• TEXT BLOCK:

---+---

Orbiter-Forum  

Go Back   Orbiter-Forum > Projects > ORBITER: 2010-P1 and newer > Bug
Register Blogs Orbinauts List Social Groups FAQ Projects Mark Forums Read

CTD zooming with high-res Florida textures Issue Tools
issueid=20 06-10-2008 12:57 AM
O-F Administrator
CTD zooming with high-res Florida textures

I am able to reproduce this consistently:

1. Install Beta 080609 over clean Orbiter 060929.
2. Install latest Earth textures.
3. Install Florida pack by copying it to C:\OrbiterBetaClean directory and running it. Merge finishes successfully.
4. Load up the default scenario Delta-glider -> DG-S Ready for Takeoff.
5. Hold PAGE-UP to zoom out to about 100 megameters. Often it will CTD before getting there.
6. If you reach 100 M, hold PAGE-DOWN to zoom in again until you are within 100 meters of the ship.
7. Repeat steps 5-6 a few times if necessary

It will consistently CTD somewhere in steps 5 or 6 as you are zooming and tiles are loading.

---+---

• DATASET EXTRACT:
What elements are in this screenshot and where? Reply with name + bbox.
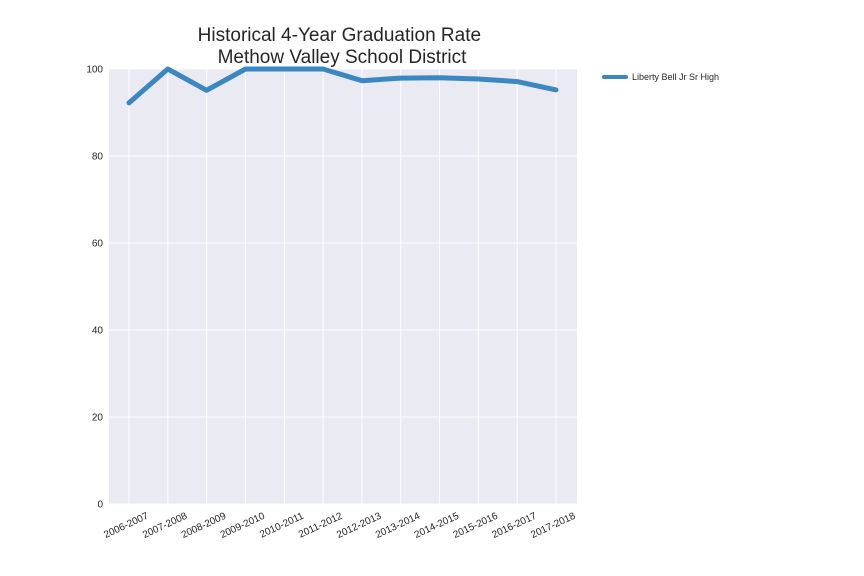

---+---

• PROBLEM TO WORK ON: Continue the Orbiter forum bug report about crashes when zooming with high-res Florida textures, picking up after its last sentence.

• EXPECTED ANSWER:
I also tested this (i.e., ran steps 5-7) after step 1 but before step 2 and it did not CTD. Then I tested it after step 2 but before step 3 and it did CTD one time, but I could not reproduce it reliably. However, after merging the Florida textures in step 3 it CTDs consistently while zooming for me, albeit at different distances. It appears to happen at random as the system is loading tiles rapidly while zooming in or out. According to the crash info it is inside DDRAW.dll.
Issue Details
Project ORBITER: 2010-P1 and newer
Status Fixed
Priority 3
Affected Version 080609
Fixed Version (none)
Users able to reproduce bug 0
Users unable to reproduce bug 3
Assigned Users (none)
Tags (none)

06-10-2008 02:11 AM
Addon Developer
 
I can't reproduce this one, but I did have a problem like that with a generic orbiter damage module in 2006 edition with patch 1. I would zoom out, then upon zooming back in, Orbiter would crash.
Reply
06-10-2008 02:42 AM
Beta Tester
 
I can't reproduce it either.
Reply
06-10-2008 04:04 AM
O-F Administrator
 
Hmm...that is odd. It might be framerate-related; under Vista x64 without VistaBoost (which was not installed) I am getting about 57 FPS in a 1280x1024 window. I can reproduce it every time, albeit at different altitudes. My guess is that it is a race condition of some sort: are the tiles loaded in a separate thread? I am running on a quad-core (Q6700) @ 3.00 GHz. Video is 8800GTX. I have seen race condition bugs show up much sooner on multi-core systems, so that's why I'm wondering if tile loading is in a separate thread.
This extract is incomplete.